* Excerpt *
.....

There can be no denying the impact that social media has had on business, you only have to look at the reach it has: well over a billion people between Facebook, Twitter and LinkedIn subscribers. What's more, there is no sign of the social media bubble bursting just yet.
However, social media is actually much more than just a numbers game and in order for any marketing campaign to succeed then businesses simply have to understand how to embrace it properly. Indeed, the potential for extending the reach of your business and your brand has never been bigger. The time for action is now, but jumping onto the social media bandwagon without first doing your homework and making careful preparation is just inviting the wheels to fall off your campaign. And that means constructing a relevant and worthy social media marketing strategy.
DaniWeb has already covered how social video plays a key role in online advertising campaigns so I won't bother going over that same ground again. Likewise, DaniWeb has detailed why buying social media reviews is a recipe for disaster when it comes to any sensible marketing campaign that expects customer retention and brand longevity.
What we haven't done so far is compile a basic list of social media marketing campaign tips, until now...

.....

* Given entries *
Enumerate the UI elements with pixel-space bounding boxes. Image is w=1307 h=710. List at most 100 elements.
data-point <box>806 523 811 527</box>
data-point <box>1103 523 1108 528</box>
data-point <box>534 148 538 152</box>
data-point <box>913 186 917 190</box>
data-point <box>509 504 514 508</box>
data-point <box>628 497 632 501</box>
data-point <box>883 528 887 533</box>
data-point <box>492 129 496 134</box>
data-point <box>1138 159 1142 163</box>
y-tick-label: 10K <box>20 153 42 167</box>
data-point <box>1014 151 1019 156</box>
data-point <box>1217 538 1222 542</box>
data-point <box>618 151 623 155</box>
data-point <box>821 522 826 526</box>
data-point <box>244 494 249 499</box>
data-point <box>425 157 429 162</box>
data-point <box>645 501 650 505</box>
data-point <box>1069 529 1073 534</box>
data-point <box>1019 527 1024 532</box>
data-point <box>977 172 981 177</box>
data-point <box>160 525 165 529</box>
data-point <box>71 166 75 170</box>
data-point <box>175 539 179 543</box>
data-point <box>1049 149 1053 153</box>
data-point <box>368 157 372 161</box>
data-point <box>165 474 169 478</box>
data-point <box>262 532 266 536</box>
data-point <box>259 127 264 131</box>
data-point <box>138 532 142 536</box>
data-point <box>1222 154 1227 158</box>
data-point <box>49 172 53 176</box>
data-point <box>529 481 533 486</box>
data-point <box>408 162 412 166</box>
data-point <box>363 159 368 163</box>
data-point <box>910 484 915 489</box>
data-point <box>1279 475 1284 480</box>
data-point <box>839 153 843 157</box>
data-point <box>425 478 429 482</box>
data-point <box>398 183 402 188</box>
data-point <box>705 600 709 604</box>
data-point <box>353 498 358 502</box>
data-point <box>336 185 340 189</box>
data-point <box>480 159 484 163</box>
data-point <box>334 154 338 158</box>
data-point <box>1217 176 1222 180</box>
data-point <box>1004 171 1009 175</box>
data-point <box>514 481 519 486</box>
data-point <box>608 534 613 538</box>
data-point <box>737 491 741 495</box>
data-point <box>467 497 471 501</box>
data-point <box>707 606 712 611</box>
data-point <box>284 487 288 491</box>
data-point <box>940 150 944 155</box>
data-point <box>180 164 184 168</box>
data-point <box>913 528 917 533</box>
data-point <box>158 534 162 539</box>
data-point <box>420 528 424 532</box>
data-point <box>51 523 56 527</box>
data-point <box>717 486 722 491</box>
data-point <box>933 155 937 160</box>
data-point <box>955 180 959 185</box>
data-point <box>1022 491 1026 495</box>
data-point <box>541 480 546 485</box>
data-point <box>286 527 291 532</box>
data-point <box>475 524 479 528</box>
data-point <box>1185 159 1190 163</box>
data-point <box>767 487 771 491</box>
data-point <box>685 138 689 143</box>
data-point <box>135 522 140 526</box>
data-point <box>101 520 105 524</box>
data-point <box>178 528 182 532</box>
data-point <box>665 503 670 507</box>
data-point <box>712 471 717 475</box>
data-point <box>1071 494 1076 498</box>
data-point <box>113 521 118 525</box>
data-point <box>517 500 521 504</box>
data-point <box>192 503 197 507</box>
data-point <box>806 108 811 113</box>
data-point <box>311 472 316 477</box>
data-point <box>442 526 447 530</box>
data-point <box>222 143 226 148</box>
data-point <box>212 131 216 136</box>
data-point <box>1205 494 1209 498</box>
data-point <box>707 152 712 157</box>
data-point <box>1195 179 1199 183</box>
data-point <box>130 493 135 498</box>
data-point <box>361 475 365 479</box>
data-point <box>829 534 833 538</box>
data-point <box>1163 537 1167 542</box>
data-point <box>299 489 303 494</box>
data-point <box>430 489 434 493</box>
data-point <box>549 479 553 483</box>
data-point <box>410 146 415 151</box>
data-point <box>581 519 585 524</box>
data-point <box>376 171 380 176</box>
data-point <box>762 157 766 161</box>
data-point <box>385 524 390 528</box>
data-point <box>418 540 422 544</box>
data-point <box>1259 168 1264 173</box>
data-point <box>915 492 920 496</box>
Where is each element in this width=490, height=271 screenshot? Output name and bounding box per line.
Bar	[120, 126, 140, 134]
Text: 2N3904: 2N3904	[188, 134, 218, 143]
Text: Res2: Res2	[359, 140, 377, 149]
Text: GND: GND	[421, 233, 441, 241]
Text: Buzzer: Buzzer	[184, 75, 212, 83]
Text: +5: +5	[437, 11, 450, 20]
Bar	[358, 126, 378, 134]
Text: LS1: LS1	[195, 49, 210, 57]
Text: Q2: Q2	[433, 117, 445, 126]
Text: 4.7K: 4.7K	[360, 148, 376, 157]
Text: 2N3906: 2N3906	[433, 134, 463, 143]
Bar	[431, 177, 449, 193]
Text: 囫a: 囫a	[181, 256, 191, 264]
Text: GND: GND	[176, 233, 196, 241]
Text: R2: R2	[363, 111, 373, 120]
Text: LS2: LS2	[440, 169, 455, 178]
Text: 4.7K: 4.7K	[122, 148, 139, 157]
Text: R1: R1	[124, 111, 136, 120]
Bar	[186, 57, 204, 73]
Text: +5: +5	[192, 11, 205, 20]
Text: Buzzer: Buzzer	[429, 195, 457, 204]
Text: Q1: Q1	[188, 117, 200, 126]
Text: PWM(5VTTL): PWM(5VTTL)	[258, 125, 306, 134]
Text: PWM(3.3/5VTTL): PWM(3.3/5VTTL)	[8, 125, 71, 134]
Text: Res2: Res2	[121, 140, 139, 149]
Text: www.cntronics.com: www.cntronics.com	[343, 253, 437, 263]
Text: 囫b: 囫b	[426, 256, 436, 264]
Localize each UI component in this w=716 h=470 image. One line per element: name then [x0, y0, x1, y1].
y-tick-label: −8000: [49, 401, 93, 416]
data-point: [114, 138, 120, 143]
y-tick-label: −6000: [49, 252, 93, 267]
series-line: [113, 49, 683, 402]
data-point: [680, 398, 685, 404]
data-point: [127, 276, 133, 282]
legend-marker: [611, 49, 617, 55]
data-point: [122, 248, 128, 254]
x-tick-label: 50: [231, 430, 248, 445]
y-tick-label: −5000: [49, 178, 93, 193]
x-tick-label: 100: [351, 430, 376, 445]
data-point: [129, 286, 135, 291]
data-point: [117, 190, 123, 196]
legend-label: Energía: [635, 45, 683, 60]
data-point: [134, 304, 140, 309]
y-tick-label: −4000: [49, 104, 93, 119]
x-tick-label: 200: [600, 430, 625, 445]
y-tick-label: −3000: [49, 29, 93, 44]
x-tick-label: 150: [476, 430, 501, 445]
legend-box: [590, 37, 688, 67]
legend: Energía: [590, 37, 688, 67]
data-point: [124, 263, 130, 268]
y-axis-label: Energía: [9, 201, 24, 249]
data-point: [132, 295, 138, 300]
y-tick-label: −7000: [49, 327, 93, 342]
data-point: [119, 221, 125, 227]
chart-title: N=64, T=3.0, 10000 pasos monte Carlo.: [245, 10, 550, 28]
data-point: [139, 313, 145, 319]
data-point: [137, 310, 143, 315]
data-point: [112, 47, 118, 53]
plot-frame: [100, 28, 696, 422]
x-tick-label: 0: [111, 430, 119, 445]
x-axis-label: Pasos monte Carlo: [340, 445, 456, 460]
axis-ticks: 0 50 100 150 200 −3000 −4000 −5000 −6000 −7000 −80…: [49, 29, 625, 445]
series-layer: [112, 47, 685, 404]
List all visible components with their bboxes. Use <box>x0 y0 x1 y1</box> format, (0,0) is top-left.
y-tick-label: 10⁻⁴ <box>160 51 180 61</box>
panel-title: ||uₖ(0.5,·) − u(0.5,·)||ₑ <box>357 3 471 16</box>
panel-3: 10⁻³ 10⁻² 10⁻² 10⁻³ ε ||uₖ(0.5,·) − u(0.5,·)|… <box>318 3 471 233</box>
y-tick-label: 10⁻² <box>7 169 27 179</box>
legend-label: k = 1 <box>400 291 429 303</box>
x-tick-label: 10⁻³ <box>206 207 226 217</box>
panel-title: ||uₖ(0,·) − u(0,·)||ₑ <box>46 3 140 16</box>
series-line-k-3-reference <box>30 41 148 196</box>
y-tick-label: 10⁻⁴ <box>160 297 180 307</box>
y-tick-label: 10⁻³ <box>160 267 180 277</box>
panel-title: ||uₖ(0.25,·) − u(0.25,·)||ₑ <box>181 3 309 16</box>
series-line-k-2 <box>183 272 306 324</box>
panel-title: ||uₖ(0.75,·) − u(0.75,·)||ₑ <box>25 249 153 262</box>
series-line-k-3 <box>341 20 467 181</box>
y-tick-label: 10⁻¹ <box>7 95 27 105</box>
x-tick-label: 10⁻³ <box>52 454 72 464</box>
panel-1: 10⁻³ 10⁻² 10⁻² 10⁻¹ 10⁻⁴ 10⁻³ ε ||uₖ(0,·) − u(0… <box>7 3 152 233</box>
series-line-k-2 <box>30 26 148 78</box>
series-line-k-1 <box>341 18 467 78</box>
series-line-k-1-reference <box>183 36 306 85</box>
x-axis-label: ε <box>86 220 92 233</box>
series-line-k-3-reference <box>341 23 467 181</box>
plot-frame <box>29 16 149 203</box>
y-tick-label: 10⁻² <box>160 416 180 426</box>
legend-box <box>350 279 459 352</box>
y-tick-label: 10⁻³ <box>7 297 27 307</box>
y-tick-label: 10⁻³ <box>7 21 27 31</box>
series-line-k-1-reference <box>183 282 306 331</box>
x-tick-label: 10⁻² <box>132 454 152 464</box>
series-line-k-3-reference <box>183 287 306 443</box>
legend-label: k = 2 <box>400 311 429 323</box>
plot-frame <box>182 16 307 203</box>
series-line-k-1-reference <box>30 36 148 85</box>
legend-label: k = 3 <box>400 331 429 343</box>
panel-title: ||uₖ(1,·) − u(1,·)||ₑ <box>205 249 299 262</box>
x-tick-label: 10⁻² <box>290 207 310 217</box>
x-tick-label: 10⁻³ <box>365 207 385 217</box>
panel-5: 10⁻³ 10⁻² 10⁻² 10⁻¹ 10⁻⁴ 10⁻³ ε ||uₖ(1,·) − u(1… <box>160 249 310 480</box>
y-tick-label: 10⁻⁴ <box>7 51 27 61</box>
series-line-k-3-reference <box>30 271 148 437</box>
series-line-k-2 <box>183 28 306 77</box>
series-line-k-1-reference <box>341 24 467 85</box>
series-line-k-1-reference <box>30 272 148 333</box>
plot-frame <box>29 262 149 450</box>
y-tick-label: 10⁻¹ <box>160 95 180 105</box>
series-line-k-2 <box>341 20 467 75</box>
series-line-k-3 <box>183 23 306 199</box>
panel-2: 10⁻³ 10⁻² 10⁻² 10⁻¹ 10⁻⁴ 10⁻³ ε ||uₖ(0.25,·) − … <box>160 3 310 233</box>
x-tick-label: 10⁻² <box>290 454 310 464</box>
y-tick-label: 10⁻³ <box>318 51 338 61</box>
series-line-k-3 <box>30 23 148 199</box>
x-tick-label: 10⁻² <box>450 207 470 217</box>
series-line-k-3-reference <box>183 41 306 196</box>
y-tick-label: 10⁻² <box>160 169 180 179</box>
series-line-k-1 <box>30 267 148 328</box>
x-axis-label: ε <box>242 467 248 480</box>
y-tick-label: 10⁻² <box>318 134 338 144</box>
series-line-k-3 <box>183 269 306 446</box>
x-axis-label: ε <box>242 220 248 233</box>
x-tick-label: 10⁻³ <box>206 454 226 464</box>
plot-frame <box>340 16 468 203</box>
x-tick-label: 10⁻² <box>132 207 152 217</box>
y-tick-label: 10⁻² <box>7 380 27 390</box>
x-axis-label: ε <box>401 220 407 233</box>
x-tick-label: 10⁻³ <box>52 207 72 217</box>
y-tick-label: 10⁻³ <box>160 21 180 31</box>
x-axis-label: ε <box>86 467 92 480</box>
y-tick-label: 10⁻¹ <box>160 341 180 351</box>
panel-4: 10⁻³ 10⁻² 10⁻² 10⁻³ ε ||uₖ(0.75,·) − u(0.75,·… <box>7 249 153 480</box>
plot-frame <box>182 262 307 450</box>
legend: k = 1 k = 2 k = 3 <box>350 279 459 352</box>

.....

* To do *
• 1. Can you turn the paragraph beginning "However, social media is actually much more" in the social media marketing text into a short bulleted list that keeps its main facts?
• 2. How would you say this sentence from the social media marketing text in French: "Indeed, the potential for extending the reach of your business and your brand has never been bigger."
• 3. Proceed with the social media marketing text from the point where it stops.

* Responses for each task *
• 1.
- Social media is more than a numbers game.
- A marketing campaign succeeds only if a business understands how to embrace social media properly.
- The potential to extend a business's and brand's reach has never been bigger.
- The time to act is now, but jumping in without homework and careful preparation invites the campaign to fail.
- That preparation means building a relevant, worthy social media marketing strategy.

• 2. En effet, le potentiel d'élargissement de la portée de votre entreprise et de votre marque n'a jamais été aussi grand.

• 3.
Think of social media networks as marketing channels and match your products to those which are appropriate. The scattergun approach of simply throwing your efforts into the conversational mix without any thought about audience is asking for trouble. You will more likely alienate potential customers rather than attract them by choosing the wrong networks or adding negatively to the signal to noise ratio within the right ones.
Understand the channels you use, and tailor your marketing campaigns accordingly. Facebook isn't the best place for small snippets of news or conversation, that's what Twitter is best at. Likewise, Twitter isn't the place for in-depth customer engagement and involvement via link sharing, event promotion, product photography and the like, that's what Facebook is good at. Both are great for customer support, while LinkedIn isn't. If you want somewhere to further your business-to-business connections, to increase awareness of your whole business within your market sector, then LinkedIn is the place to go.
Don't forget that the 'big three' are not the be all and end all of social media. Google+ should be ignored at your peril, especially as it enables you to very carefully target your campaigns courtesy of being very much interest group led. Likewise, the same can be said of sites such as Tumblr and Pinterest. However, at the same time it is vital that you do no bite off more than you can chew. Which brings me back to my original point: choose your channels carefully. If you create accounts at every social media outlet you can think of, and then allow many of those accounts to sit there doing nothing because you can only devote a finite amount of time to your campaigns and have to prioritize your efforts, then what you end up with are numerous signposts indicating that your brand, your products and your business are dormant and stale.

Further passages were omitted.